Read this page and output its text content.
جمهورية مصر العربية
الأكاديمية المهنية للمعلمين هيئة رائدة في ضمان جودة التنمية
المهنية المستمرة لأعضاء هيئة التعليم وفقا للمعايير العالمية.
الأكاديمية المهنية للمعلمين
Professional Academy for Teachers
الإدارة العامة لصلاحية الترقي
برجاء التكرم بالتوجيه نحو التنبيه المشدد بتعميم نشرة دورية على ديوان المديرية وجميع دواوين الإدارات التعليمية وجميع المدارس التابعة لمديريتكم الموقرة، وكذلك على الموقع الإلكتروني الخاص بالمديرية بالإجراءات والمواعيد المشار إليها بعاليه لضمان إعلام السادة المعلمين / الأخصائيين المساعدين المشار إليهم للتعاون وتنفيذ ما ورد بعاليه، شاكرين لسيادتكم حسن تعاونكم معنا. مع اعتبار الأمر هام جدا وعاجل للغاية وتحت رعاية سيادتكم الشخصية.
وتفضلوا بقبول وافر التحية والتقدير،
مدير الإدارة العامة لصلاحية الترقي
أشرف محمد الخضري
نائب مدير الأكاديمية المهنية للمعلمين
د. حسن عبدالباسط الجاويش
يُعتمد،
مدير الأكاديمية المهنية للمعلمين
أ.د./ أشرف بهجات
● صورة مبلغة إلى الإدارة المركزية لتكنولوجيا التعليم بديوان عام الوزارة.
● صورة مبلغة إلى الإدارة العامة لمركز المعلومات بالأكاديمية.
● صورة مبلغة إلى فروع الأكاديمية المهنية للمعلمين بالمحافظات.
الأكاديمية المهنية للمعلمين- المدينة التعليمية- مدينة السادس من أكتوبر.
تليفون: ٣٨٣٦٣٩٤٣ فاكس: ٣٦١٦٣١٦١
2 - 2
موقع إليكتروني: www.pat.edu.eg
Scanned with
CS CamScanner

Aim: Transcribe every entry exactly.

Answer in full:
Read this page and output its text content.
جمهورية مصر العربية
الأكاديمية المهنية للمعلمين هيئة رائدة في ضمان جودة التنمية
المهنية المستمرة لأعضاء هيئة التعليم وفقا للمعايير العالمية.
الأكاديمية المهنية للمعلمين
Professional Academy for Teachers
الإدارة العامة لصلاحية الترقي
برجاء التكرم بالتوجيه نحو التنبيه المشدد بتعميم نشرة دورية على ديوان المديرية وجميع دواوين الإدارات التعليمية وجميع المدارس التابعة لمديريتكم الموقرة، وكذلك على الموقع الإلكتروني الخاص بالمديرية بالإجراءات والمواعيد المشار إليها بعاليه لضمان إعلام السادة المعلمين / الأخصائيين المساعدين المشار إليهم للتعاون وتنفيذ ما ورد بعاليه، شاكرين لسيادتكم حسن تعاونكم معنا. مع اعتبار الأمر هام جدا وعاجل للغاية وتحت رعاية سيادتكم الشخصية.
وتفضلوا بقبول وافر التحية والتقدير،
مدير الإدارة العامة لصلاحية الترقي
أشرف محمد الخضري
نائب مدير الأكاديمية المهنية للمعلمين
د. حسن عبدالباسط الجاويش
يُعتمد،
مدير الأكاديمية المهنية للمعلمين
أ.د./ أشرف بهجات
● صورة مبلغة إلى الإدارة المركزية لتكنولوجيا التعليم بديوان عام الوزارة.
● صورة مبلغة إلى الإدارة العامة لمركز المعلومات بالأكاديمية.
● صورة مبلغة إلى فروع الأكاديمية المهنية للمعلمين بالمحافظات.
الأكاديمية المهنية للمعلمين- المدينة التعليمية- مدينة السادس من أكتوبر.
تليفون: ٣٨٣٦٣٩٤٣ فاكس: ٣٦١٦٣١٦١
2 - 2
موقع إليكتروني: www.pat.edu.eg
Scanned with
CS CamScanner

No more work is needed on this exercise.